• **EXERCISE DATA**:
- - -

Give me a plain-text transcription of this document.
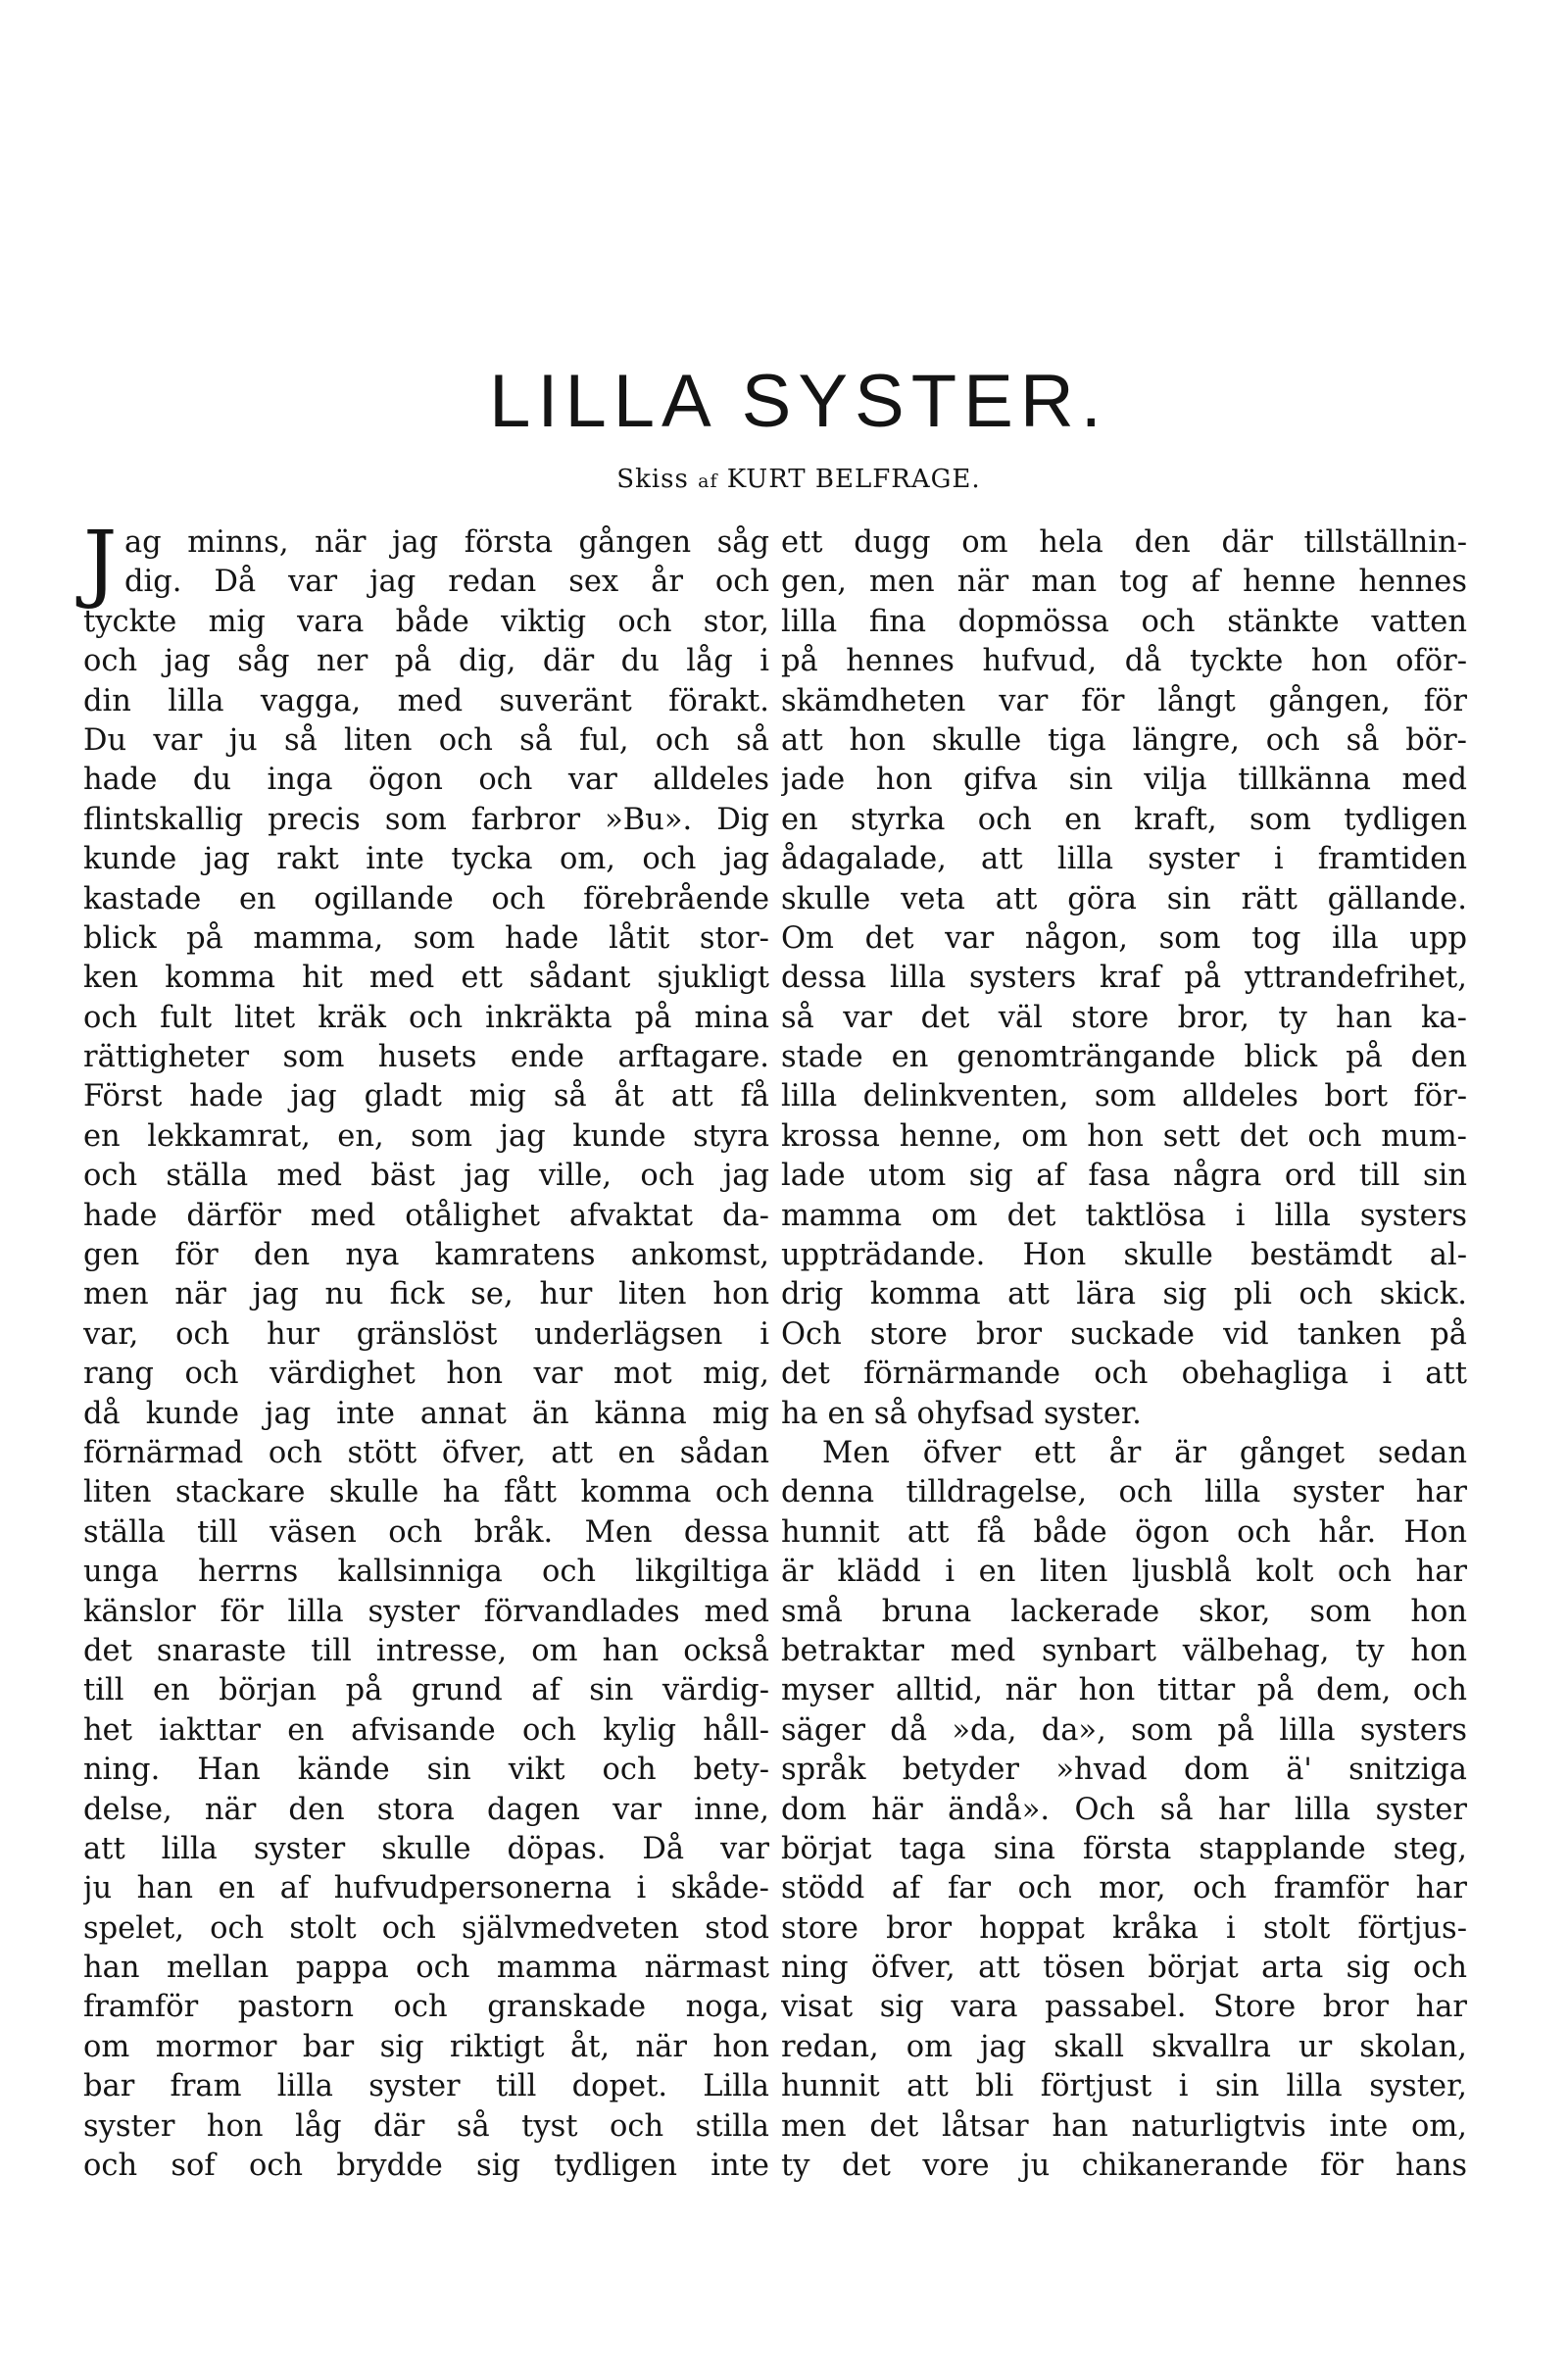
LILLA SYSTER.
Skiss af KURT BELFRAGE.
J ag minns, när jag första gången såg
dig. Då var jag redan sex år och
tyckte mig vara både viktig och stor,
och jag såg ner på dig, där du låg i
din lilla vagga, med suveränt förakt.
Du var ju så liten och så ful, och så
hade du inga ögon och var alldeles
flintskallig precis som farbror »Bu». Dig
kunde jag rakt inte tycka om, och jag
kastade en ogillande och förebrående
blick på mamma, som hade låtit stor-
ken komma hit med ett sådant sjukligt
och fult litet kräk och inkräkta på mina
rättigheter som husets ende arftagare.
Först hade jag gladt mig så åt att få
en lekkamrat, en, som jag kunde styra
och ställa med bäst jag ville, och jag
hade därför med otålighet afvaktat da-
gen för den nya kamratens ankomst,
men när jag nu fick se, hur liten hon
var, och hur gränslöst underlägsen i
rang och värdighet hon var mot mig,
då kunde jag inte annat än känna mig
förnärmad och stött öfver, att en sådan
liten stackare skulle ha fått komma och
ställa till väsen och bråk. Men dessa
unga herrns kallsinniga och likgiltiga
känslor för lilla syster förvandlades med
det snaraste till intresse, om han också
till en början på grund af sin värdig-
het iakttar en afvisande och kylig håll-
ning. Han kände sin vikt och bety-
delse, när den stora dagen var inne,
att lilla syster skulle döpas. Då var
ju han en af hufvudpersonerna i skåde-
spelet, och stolt och självmedveten stod
han mellan pappa och mamma närmast
framför pastorn och granskade noga,
om mormor bar sig riktigt åt, när hon
bar fram lilla syster till dopet. Lilla
syster hon låg där så tyst och stilla
och sof och brydde sig tydligen inte
ett dugg om hela den där tillställnin-
gen, men när man tog af henne hennes
lilla fina dopmössa och stänkte vatten
på hennes hufvud, då tyckte hon oför-
skämdheten var för långt gången, för
att hon skulle tiga längre, och så bör-
jade hon gifva sin vilja tillkänna med
en styrka och en kraft, som tydligen
ådagalade, att lilla syster i framtiden
skulle veta att göra sin rätt gällande.
Om det var någon, som tog illa upp
dessa lilla systers kraf på yttrandefrihet,
så var det väl store bror, ty han ka-
stade en genomträngande blick på den
lilla delinkventen, som alldeles bort för-
krossa henne, om hon sett det och mum-
lade utom sig af fasa några ord till sin
mamma om det taktlösa i lilla systers
uppträdande. Hon skulle bestämdt al-
drig komma att lära sig pli och skick.
Och store bror suckade vid tanken på
det förnärmande och obehagliga i att
ha en så ohyfsad syster.
Men öfver ett år är gånget sedan
denna tilldragelse, och lilla syster har
hunnit att få både ögon och hår. Hon
är klädd i en liten ljusblå kolt och har
små bruna lackerade skor, som hon
betraktar med synbart välbehag, ty hon
myser alltid, när hon tittar på dem, och
säger då »da, da», som på lilla systers
språk betyder »hvad dom ä' snitziga
dom här ändå». Och så har lilla syster
börjat taga sina första stapplande steg,
stödd af far och mor, och framför har
store bror hoppat kråka i stolt förtjus-
ning öfver, att tösen börjat arta sig och
visat sig vara passabel. Store bror har
redan, om jag skall skvallra ur skolan,
hunnit att bli förtjust i sin lilla syster,
men det låtsar han naturligtvis inte om,
ty det vore ju chikanerande för hans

- - -

• **EXERCISE INSTRUCTIONS**:
Within the entries, find all lines that contain "mamma" and copy each one.

• **RESPONSE TO THIS TASK**:
blick på mamma, som hade låtit stor-
han mellan pappa och mamma närmast
mamma om det taktlösa i lilla systers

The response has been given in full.